AIM: Extract each line of the data and write it out again exactly.

RECORDED INFORMATION:

##########

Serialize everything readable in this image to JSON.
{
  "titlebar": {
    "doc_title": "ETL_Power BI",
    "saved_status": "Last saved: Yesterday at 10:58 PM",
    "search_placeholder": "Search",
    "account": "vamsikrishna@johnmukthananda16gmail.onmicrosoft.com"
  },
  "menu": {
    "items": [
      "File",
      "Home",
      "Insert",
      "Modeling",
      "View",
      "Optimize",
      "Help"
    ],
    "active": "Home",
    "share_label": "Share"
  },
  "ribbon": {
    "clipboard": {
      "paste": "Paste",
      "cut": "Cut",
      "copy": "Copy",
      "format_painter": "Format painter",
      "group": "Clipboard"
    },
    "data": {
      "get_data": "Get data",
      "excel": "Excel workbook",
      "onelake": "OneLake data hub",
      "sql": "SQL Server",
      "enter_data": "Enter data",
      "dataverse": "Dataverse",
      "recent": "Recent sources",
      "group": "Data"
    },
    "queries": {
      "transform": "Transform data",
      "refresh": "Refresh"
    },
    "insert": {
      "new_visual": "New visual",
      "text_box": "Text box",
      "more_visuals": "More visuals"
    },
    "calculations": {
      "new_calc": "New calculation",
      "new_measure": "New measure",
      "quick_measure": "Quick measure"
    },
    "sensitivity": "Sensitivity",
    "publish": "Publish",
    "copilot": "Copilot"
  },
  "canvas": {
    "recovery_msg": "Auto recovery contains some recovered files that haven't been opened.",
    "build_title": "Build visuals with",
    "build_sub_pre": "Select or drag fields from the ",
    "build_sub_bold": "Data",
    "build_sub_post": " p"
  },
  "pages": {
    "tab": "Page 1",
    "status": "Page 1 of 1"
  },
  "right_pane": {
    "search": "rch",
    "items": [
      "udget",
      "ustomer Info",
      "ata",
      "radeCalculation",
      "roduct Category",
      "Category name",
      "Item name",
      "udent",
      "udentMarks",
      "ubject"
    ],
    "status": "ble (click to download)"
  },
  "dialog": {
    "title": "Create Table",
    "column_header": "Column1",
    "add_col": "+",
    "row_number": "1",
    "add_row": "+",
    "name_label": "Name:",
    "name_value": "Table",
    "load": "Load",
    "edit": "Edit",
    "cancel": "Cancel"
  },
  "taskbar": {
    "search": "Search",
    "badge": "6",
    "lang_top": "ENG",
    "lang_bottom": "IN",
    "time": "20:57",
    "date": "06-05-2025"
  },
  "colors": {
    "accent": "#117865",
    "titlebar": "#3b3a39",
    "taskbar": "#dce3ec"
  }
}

##########

SOLUTION BELOW:
Serialize everything readable in this image to JSON.
{
  "titlebar": {
    "doc_title": "ETL_Power BI",
    "saved_status": "Last saved: Yesterday at 10:58 PM",
    "search_placeholder": "Search",
    "account": "vamsikrishna@johnmukthananda16gmail.onmicrosoft.com"
  },
  "menu": {
    "items": [
      "File",
      "Home",
      "Insert",
      "Modeling",
      "View",
      "Optimize",
      "Help"
    ],
    "active": "Home",
    "share_label": "Share"
  },
  "ribbon": {
    "clipboard": {
      "paste": "Paste",
      "cut": "Cut",
      "copy": "Copy",
      "format_painter": "Format painter",
      "group": "Clipboard"
    },
    "data": {
      "get_data": "Get data",
      "excel": "Excel workbook",
      "onelake": "OneLake data hub",
      "sql": "SQL Server",
      "enter_data": "Enter data",
      "dataverse": "Dataverse",
      "recent": "Recent sources",
      "group": "Data"
    },
    "queries": {
      "transform": "Transform data",
      "refresh": "Refresh"
    },
    "insert": {
      "new_visual": "New visual",
      "text_box": "Text box",
      "more_visuals": "More visuals"
    },
    "calculations": {
      "new_calc": "New calculation",
      "new_measure": "New measure",
      "quick_measure": "Quick measure"
    },
    "sensitivity": "Sensitivity",
    "publish": "Publish",
    "copilot": "Copilot"
  },
  "canvas": {
    "recovery_msg": "Auto recovery contains some recovered files that haven't been opened.",
    "build_title": "Build visuals with",
    "build_sub_pre": "Select or drag fields from the ",
    "build_sub_bold": "Data",
    "build_sub_post": " p"
  },
  "pages": {
    "tab": "Page 1",
    "status": "Page 1 of 1"
  },
  "right_pane": {
    "search": "rch",
    "items": [
      "udget",
      "ustomer Info",
      "ata",
      "radeCalculation",
      "roduct Category",
      "Category name",
      "Item name",
      "udent",
      "udentMarks",
      "ubject"
    ],
    "status": "ble (click to download)"
  },
  "dialog": {
    "title": "Create Table",
    "column_header": "Column1",
    "add_col": "+",
    "row_number": "1",
    "add_row": "+",
    "name_label": "Name:",
    "name_value": "Table",
    "load": "Load",
    "edit": "Edit",
    "cancel": "Cancel"
  },
  "taskbar": {
    "search": "Search",
    "badge": "6",
    "lang_top": "ENG",
    "lang_bottom": "IN",
    "time": "20:57",
    "date": "06-05-2025"
  },
  "colors": {
    "accent": "#117865",
    "titlebar": "#3b3a39",
    "taskbar": "#dce3ec"
  }
}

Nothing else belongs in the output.